*REQUIRED ACTION*.
Print the records exactly. Every mark must remain.

*GIVEN DATA*.
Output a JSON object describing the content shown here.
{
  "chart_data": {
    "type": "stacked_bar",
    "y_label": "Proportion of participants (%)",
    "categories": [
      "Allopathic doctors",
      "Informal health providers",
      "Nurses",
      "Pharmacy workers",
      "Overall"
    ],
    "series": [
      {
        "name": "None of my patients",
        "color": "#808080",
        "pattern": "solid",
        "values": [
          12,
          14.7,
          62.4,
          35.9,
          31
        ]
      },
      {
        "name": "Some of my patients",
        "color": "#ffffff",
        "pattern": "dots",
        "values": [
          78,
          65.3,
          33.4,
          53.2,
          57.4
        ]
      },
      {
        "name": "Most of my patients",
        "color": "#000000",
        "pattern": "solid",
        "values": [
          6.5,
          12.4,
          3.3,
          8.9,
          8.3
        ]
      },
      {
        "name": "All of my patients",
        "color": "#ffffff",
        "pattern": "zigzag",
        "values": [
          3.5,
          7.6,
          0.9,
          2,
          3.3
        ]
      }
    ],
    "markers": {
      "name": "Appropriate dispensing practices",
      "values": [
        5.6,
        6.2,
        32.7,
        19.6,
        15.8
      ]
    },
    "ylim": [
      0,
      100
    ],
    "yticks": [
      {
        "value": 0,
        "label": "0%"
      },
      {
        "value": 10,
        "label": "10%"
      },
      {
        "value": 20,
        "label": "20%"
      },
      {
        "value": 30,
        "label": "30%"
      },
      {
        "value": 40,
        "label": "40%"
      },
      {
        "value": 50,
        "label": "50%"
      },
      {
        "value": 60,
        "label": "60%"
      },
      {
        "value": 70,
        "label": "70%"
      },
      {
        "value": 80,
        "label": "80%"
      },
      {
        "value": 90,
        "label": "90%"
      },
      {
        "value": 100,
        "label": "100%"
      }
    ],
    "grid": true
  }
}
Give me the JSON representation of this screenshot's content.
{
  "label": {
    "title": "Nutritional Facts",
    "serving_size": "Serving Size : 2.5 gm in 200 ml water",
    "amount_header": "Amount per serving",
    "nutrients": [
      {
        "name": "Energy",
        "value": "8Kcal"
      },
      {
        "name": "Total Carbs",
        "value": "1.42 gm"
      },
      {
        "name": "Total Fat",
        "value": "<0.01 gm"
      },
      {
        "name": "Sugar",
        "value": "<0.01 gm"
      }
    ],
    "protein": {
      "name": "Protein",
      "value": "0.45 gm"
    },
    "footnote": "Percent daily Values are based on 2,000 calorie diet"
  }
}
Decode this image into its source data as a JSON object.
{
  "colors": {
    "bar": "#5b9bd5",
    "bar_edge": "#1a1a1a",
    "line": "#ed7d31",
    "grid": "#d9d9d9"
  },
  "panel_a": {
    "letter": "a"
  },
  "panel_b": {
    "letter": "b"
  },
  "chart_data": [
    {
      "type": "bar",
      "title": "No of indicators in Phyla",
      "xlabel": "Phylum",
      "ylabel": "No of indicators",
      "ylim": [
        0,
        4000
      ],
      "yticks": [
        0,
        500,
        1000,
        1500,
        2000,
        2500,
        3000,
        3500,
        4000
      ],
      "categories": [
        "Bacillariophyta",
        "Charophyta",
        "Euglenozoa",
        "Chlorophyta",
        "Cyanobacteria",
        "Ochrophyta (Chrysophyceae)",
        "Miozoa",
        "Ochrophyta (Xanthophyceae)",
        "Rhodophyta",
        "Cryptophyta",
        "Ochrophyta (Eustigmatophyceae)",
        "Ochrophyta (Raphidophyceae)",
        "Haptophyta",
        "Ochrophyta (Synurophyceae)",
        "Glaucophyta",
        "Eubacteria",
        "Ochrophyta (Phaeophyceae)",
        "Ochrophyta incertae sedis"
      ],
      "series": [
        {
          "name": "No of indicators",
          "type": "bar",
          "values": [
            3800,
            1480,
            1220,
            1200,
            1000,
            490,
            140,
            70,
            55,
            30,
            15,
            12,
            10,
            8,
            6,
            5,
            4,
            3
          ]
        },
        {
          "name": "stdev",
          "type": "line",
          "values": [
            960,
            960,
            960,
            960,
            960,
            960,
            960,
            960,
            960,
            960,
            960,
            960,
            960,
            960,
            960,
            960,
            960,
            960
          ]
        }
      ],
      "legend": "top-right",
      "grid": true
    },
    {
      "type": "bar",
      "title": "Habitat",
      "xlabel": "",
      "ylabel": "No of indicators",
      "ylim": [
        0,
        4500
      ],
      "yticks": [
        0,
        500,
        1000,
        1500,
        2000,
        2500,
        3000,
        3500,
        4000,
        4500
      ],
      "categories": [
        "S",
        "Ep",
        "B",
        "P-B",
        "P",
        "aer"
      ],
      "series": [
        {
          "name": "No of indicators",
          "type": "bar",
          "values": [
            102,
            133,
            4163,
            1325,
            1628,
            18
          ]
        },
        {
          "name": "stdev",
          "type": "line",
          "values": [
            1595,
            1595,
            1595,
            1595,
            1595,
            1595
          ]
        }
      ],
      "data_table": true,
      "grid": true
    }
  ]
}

*RESPONSE AREA*.
Output a JSON object describing the content shown here.
{
  "chart_data": {
    "type": "stacked_bar",
    "y_label": "Proportion of participants (%)",
    "categories": [
      "Allopathic doctors",
      "Informal health providers",
      "Nurses",
      "Pharmacy workers",
      "Overall"
    ],
    "series": [
      {
        "name": "None of my patients",
        "color": "#808080",
        "pattern": "solid",
        "values": [
          12,
          14.7,
          62.4,
          35.9,
          31
        ]
      },
      {
        "name": "Some of my patients",
        "color": "#ffffff",
        "pattern": "dots",
        "values": [
          78,
          65.3,
          33.4,
          53.2,
          57.4
        ]
      },
      {
        "name": "Most of my patients",
        "color": "#000000",
        "pattern": "solid",
        "values": [
          6.5,
          12.4,
          3.3,
          8.9,
          8.3
        ]
      },
      {
        "name": "All of my patients",
        "color": "#ffffff",
        "pattern": "zigzag",
        "values": [
          3.5,
          7.6,
          0.9,
          2,
          3.3
        ]
      }
    ],
    "markers": {
      "name": "Appropriate dispensing practices",
      "values": [
        5.6,
        6.2,
        32.7,
        19.6,
        15.8
      ]
    },
    "ylim": [
      0,
      100
    ],
    "yticks": [
      {
        "value": 0,
        "label": "0%"
      },
      {
        "value": 10,
        "label": "10%"
      },
      {
        "value": 20,
        "label": "20%"
      },
      {
        "value": 30,
        "label": "30%"
      },
      {
        "value": 40,
        "label": "40%"
      },
      {
        "value": 50,
        "label": "50%"
      },
      {
        "value": 60,
        "label": "60%"
      },
      {
        "value": 70,
        "label": "70%"
      },
      {
        "value": 80,
        "label": "80%"
      },
      {
        "value": 90,
        "label": "90%"
      },
      {
        "value": 100,
        "label": "100%"
      }
    ],
    "grid": true
  }
}
Give me the JSON representation of this screenshot's content.
{
  "label": {
    "title": "Nutritional Facts",
    "serving_size": "Serving Size : 2.5 gm in 200 ml water",
    "amount_header": "Amount per serving",
    "nutrients": [
      {
        "name": "Energy",
        "value": "8Kcal"
      },
      {
        "name": "Total Carbs",
        "value": "1.42 gm"
      },
      {
        "name": "Total Fat",
        "value": "<0.01 gm"
      },
      {
        "name": "Sugar",
        "value": "<0.01 gm"
      }
    ],
    "protein": {
      "name": "Protein",
      "value": "0.45 gm"
    },
    "footnote": "Percent daily Values are based on 2,000 calorie diet"
  }
}
Decode this image into its source data as a JSON object.
{
  "colors": {
    "bar": "#5b9bd5",
    "bar_edge": "#1a1a1a",
    "line": "#ed7d31",
    "grid": "#d9d9d9"
  },
  "panel_a": {
    "letter": "a"
  },
  "panel_b": {
    "letter": "b"
  },
  "chart_data": [
    {
      "type": "bar",
      "title": "No of indicators in Phyla",
      "xlabel": "Phylum",
      "ylabel": "No of indicators",
      "ylim": [
        0,
        4000
      ],
      "yticks": [
        0,
        500,
        1000,
        1500,
        2000,
        2500,
        3000,
        3500,
        4000
      ],
      "categories": [
        "Bacillariophyta",
        "Charophyta",
        "Euglenozoa",
        "Chlorophyta",
        "Cyanobacteria",
        "Ochrophyta (Chrysophyceae)",
        "Miozoa",
        "Ochrophyta (Xanthophyceae)",
        "Rhodophyta",
        "Cryptophyta",
        "Ochrophyta (Eustigmatophyceae)",
        "Ochrophyta (Raphidophyceae)",
        "Haptophyta",
        "Ochrophyta (Synurophyceae)",
        "Glaucophyta",
        "Eubacteria",
        "Ochrophyta (Phaeophyceae)",
        "Ochrophyta incertae sedis"
      ],
      "series": [
        {
          "name": "No of indicators",
          "type": "bar",
          "values": [
            3800,
            1480,
            1220,
            1200,
            1000,
            490,
            140,
            70,
            55,
            30,
            15,
            12,
            10,
            8,
            6,
            5,
            4,
            3
          ]
        },
        {
          "name": "stdev",
          "type": "line",
          "values": [
            960,
            960,
            960,
            960,
            960,
            960,
            960,
            960,
            960,
            960,
            960,
            960,
            960,
            960,
            960,
            960,
            960,
            960
          ]
        }
      ],
      "legend": "top-right",
      "grid": true
    },
    {
      "type": "bar",
      "title": "Habitat",
      "xlabel": "",
      "ylabel": "No of indicators",
      "ylim": [
        0,
        4500
      ],
      "yticks": [
        0,
        500,
        1000,
        1500,
        2000,
        2500,
        3000,
        3500,
        4000,
        4500
      ],
      "categories": [
        "S",
        "Ep",
        "B",
        "P-B",
        "P",
        "aer"
      ],
      "series": [
        {
          "name": "No of indicators",
          "type": "bar",
          "values": [
            102,
            133,
            4163,
            1325,
            1628,
            18
          ]
        },
        {
          "name": "stdev",
          "type": "line",
          "values": [
            1595,
            1595,
            1595,
            1595,
            1595,
            1595
          ]
        }
      ],
      "data_table": true,
      "grid": true
    }
  ]
}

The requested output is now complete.